──────── Available data
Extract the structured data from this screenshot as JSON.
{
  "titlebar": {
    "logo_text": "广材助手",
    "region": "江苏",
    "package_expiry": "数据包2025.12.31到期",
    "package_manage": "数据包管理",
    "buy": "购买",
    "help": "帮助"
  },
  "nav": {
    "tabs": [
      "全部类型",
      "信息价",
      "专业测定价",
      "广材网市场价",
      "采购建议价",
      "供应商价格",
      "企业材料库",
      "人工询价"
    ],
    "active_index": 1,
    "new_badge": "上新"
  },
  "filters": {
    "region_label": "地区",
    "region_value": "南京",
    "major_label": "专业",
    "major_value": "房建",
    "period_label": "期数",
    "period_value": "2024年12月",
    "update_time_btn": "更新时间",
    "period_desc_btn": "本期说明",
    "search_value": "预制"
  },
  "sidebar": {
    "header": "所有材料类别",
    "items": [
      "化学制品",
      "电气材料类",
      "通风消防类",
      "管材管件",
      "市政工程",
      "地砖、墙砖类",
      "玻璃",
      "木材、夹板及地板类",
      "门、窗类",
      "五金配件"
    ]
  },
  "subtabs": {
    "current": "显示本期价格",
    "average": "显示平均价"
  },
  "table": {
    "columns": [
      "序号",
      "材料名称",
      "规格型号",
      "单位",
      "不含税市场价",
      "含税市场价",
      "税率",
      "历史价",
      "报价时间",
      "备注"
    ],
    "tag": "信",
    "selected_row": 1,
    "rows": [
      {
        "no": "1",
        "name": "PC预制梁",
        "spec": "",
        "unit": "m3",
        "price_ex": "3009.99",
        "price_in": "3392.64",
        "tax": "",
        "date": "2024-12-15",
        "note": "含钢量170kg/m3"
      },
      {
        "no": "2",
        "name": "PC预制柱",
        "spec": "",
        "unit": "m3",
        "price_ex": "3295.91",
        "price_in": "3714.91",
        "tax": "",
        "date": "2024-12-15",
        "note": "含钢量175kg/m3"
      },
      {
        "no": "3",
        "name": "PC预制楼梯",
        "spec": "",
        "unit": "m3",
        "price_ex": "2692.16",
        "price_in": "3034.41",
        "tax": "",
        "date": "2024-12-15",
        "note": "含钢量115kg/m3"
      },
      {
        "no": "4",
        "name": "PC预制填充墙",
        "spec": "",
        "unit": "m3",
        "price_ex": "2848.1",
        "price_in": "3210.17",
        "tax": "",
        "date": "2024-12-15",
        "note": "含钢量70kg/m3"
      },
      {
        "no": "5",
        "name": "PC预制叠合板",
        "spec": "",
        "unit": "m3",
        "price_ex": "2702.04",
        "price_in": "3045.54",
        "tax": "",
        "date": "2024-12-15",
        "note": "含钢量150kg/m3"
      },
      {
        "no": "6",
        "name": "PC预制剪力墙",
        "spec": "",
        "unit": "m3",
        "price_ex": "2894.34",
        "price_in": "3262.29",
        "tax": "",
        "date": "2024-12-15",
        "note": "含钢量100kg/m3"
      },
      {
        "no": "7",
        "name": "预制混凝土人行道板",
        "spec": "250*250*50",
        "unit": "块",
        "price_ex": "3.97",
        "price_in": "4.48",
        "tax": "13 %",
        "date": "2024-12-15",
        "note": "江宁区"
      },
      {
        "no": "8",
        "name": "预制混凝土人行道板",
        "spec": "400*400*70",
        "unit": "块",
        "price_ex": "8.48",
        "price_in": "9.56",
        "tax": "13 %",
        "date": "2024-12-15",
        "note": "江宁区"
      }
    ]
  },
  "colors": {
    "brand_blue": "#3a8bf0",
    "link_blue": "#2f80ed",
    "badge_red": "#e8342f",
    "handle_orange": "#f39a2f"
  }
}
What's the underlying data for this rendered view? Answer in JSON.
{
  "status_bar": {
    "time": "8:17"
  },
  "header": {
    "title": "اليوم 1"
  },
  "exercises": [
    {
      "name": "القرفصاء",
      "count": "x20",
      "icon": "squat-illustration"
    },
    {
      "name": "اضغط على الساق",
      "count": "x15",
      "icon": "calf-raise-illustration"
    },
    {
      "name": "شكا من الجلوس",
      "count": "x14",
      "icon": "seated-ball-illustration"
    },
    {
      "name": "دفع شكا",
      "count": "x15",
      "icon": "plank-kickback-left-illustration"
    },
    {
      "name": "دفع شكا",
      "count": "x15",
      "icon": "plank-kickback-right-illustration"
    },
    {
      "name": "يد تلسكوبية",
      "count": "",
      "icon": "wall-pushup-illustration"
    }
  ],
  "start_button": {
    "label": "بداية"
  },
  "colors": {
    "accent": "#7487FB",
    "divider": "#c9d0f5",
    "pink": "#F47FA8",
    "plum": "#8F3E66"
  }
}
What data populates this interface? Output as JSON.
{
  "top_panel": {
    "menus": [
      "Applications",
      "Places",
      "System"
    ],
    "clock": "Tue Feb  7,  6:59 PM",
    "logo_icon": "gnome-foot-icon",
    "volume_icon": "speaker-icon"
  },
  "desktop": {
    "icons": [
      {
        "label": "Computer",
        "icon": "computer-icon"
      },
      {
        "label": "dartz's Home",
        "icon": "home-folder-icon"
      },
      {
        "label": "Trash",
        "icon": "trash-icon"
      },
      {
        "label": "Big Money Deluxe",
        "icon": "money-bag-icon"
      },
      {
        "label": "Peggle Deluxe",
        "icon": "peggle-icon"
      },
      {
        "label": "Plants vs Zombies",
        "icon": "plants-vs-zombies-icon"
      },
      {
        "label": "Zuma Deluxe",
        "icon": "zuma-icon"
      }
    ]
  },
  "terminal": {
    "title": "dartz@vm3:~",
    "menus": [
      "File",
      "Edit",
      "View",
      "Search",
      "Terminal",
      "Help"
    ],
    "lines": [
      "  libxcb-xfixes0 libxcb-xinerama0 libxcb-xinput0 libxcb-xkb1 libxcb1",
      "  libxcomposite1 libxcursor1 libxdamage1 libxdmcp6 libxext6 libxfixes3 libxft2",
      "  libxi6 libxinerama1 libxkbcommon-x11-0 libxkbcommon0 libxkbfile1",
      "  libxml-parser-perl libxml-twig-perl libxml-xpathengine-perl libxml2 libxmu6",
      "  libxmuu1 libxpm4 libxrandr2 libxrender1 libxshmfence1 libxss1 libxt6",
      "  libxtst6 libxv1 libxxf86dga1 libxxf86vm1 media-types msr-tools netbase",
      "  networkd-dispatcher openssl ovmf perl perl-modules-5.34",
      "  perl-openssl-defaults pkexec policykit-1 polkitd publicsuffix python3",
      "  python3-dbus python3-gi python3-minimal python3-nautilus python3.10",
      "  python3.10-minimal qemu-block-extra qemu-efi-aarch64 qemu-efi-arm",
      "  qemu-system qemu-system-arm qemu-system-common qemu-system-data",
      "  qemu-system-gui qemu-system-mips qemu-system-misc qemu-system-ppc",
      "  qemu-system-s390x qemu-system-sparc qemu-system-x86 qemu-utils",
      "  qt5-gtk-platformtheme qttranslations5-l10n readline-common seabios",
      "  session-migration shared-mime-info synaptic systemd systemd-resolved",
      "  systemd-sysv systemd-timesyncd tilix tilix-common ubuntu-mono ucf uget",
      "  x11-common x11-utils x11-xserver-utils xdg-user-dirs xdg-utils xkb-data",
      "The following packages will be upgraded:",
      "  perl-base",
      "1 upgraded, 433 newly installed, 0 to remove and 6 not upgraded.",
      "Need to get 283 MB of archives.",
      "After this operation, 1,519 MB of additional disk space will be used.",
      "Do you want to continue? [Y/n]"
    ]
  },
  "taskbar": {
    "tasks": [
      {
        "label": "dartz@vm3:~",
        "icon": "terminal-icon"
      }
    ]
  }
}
────────────────
### [Objective]
Using the data above, output each line exactly.

### [Written response]
Extract the structured data from this screenshot as JSON.
{
  "titlebar": {
    "logo_text": "广材助手",
    "region": "江苏",
    "package_expiry": "数据包2025.12.31到期",
    "package_manage": "数据包管理",
    "buy": "购买",
    "help": "帮助"
  },
  "nav": {
    "tabs": [
      "全部类型",
      "信息价",
      "专业测定价",
      "广材网市场价",
      "采购建议价",
      "供应商价格",
      "企业材料库",
      "人工询价"
    ],
    "active_index": 1,
    "new_badge": "上新"
  },
  "filters": {
    "region_label": "地区",
    "region_value": "南京",
    "major_label": "专业",
    "major_value": "房建",
    "period_label": "期数",
    "period_value": "2024年12月",
    "update_time_btn": "更新时间",
    "period_desc_btn": "本期说明",
    "search_value": "预制"
  },
  "sidebar": {
    "header": "所有材料类别",
    "items": [
      "化学制品",
      "电气材料类",
      "通风消防类",
      "管材管件",
      "市政工程",
      "地砖、墙砖类",
      "玻璃",
      "木材、夹板及地板类",
      "门、窗类",
      "五金配件"
    ]
  },
  "subtabs": {
    "current": "显示本期价格",
    "average": "显示平均价"
  },
  "table": {
    "columns": [
      "序号",
      "材料名称",
      "规格型号",
      "单位",
      "不含税市场价",
      "含税市场价",
      "税率",
      "历史价",
      "报价时间",
      "备注"
    ],
    "tag": "信",
    "selected_row": 1,
    "rows": [
      {
        "no": "1",
        "name": "PC预制梁",
        "spec": "",
        "unit": "m3",
        "price_ex": "3009.99",
        "price_in": "3392.64",
        "tax": "",
        "date": "2024-12-15",
        "note": "含钢量170kg/m3"
      },
      {
        "no": "2",
        "name": "PC预制柱",
        "spec": "",
        "unit": "m3",
        "price_ex": "3295.91",
        "price_in": "3714.91",
        "tax": "",
        "date": "2024-12-15",
        "note": "含钢量175kg/m3"
      },
      {
        "no": "3",
        "name": "PC预制楼梯",
        "spec": "",
        "unit": "m3",
        "price_ex": "2692.16",
        "price_in": "3034.41",
        "tax": "",
        "date": "2024-12-15",
        "note": "含钢量115kg/m3"
      },
      {
        "no": "4",
        "name": "PC预制填充墙",
        "spec": "",
        "unit": "m3",
        "price_ex": "2848.1",
        "price_in": "3210.17",
        "tax": "",
        "date": "2024-12-15",
        "note": "含钢量70kg/m3"
      },
      {
        "no": "5",
        "name": "PC预制叠合板",
        "spec": "",
        "unit": "m3",
        "price_ex": "2702.04",
        "price_in": "3045.54",
        "tax": "",
        "date": "2024-12-15",
        "note": "含钢量150kg/m3"
      },
      {
        "no": "6",
        "name": "PC预制剪力墙",
        "spec": "",
        "unit": "m3",
        "price_ex": "2894.34",
        "price_in": "3262.29",
        "tax": "",
        "date": "2024-12-15",
        "note": "含钢量100kg/m3"
      },
      {
        "no": "7",
        "name": "预制混凝土人行道板",
        "spec": "250*250*50",
        "unit": "块",
        "price_ex": "3.97",
        "price_in": "4.48",
        "tax": "13 %",
        "date": "2024-12-15",
        "note": "江宁区"
      },
      {
        "no": "8",
        "name": "预制混凝土人行道板",
        "spec": "400*400*70",
        "unit": "块",
        "price_ex": "8.48",
        "price_in": "9.56",
        "tax": "13 %",
        "date": "2024-12-15",
        "note": "江宁区"
      }
    ]
  },
  "colors": {
    "brand_blue": "#3a8bf0",
    "link_blue": "#2f80ed",
    "badge_red": "#e8342f",
    "handle_orange": "#f39a2f"
  }
}
What's the underlying data for this rendered view? Answer in JSON.
{
  "status_bar": {
    "time": "8:17"
  },
  "header": {
    "title": "اليوم 1"
  },
  "exercises": [
    {
      "name": "القرفصاء",
      "count": "x20",
      "icon": "squat-illustration"
    },
    {
      "name": "اضغط على الساق",
      "count": "x15",
      "icon": "calf-raise-illustration"
    },
    {
      "name": "شكا من الجلوس",
      "count": "x14",
      "icon": "seated-ball-illustration"
    },
    {
      "name": "دفع شكا",
      "count": "x15",
      "icon": "plank-kickback-left-illustration"
    },
    {
      "name": "دفع شكا",
      "count": "x15",
      "icon": "plank-kickback-right-illustration"
    },
    {
      "name": "يد تلسكوبية",
      "count": "",
      "icon": "wall-pushup-illustration"
    }
  ],
  "start_button": {
    "label": "بداية"
  },
  "colors": {
    "accent": "#7487FB",
    "divider": "#c9d0f5",
    "pink": "#F47FA8",
    "plum": "#8F3E66"
  }
}
What data populates this interface? Output as JSON.
{
  "top_panel": {
    "menus": [
      "Applications",
      "Places",
      "System"
    ],
    "clock": "Tue Feb  7,  6:59 PM",
    "logo_icon": "gnome-foot-icon",
    "volume_icon": "speaker-icon"
  },
  "desktop": {
    "icons": [
      {
        "label": "Computer",
        "icon": "computer-icon"
      },
      {
        "label": "dartz's Home",
        "icon": "home-folder-icon"
      },
      {
        "label": "Trash",
        "icon": "trash-icon"
      },
      {
        "label": "Big Money Deluxe",
        "icon": "money-bag-icon"
      },
      {
        "label": "Peggle Deluxe",
        "icon": "peggle-icon"
      },
      {
        "label": "Plants vs Zombies",
        "icon": "plants-vs-zombies-icon"
      },
      {
        "label": "Zuma Deluxe",
        "icon": "zuma-icon"
      }
    ]
  },
  "terminal": {
    "title": "dartz@vm3:~",
    "menus": [
      "File",
      "Edit",
      "View",
      "Search",
      "Terminal",
      "Help"
    ],
    "lines": [
      "  libxcb-xfixes0 libxcb-xinerama0 libxcb-xinput0 libxcb-xkb1 libxcb1",
      "  libxcomposite1 libxcursor1 libxdamage1 libxdmcp6 libxext6 libxfixes3 libxft2",
      "  libxi6 libxinerama1 libxkbcommon-x11-0 libxkbcommon0 libxkbfile1",
      "  libxml-parser-perl libxml-twig-perl libxml-xpathengine-perl libxml2 libxmu6",
      "  libxmuu1 libxpm4 libxrandr2 libxrender1 libxshmfence1 libxss1 libxt6",
      "  libxtst6 libxv1 libxxf86dga1 libxxf86vm1 media-types msr-tools netbase",
      "  networkd-dispatcher openssl ovmf perl perl-modules-5.34",
      "  perl-openssl-defaults pkexec policykit-1 polkitd publicsuffix python3",
      "  python3-dbus python3-gi python3-minimal python3-nautilus python3.10",
      "  python3.10-minimal qemu-block-extra qemu-efi-aarch64 qemu-efi-arm",
      "  qemu-system qemu-system-arm qemu-system-common qemu-system-data",
      "  qemu-system-gui qemu-system-mips qemu-system-misc qemu-system-ppc",
      "  qemu-system-s390x qemu-system-sparc qemu-system-x86 qemu-utils",
      "  qt5-gtk-platformtheme qttranslations5-l10n readline-common seabios",
      "  session-migration shared-mime-info synaptic systemd systemd-resolved",
      "  systemd-sysv systemd-timesyncd tilix tilix-common ubuntu-mono ucf uget",
      "  x11-common x11-utils x11-xserver-utils xdg-user-dirs xdg-utils xkb-data",
      "The following packages will be upgraded:",
      "  perl-base",
      "1 upgraded, 433 newly installed, 0 to remove and 6 not upgraded.",
      "Need to get 283 MB of archives.",
      "After this operation, 1,519 MB of additional disk space will be used.",
      "Do you want to continue? [Y/n]"
    ]
  },
  "taskbar": {
    "tasks": [
      {
        "label": "dartz@vm3:~",
        "icon": "terminal-icon"
      }
    ]
  }
}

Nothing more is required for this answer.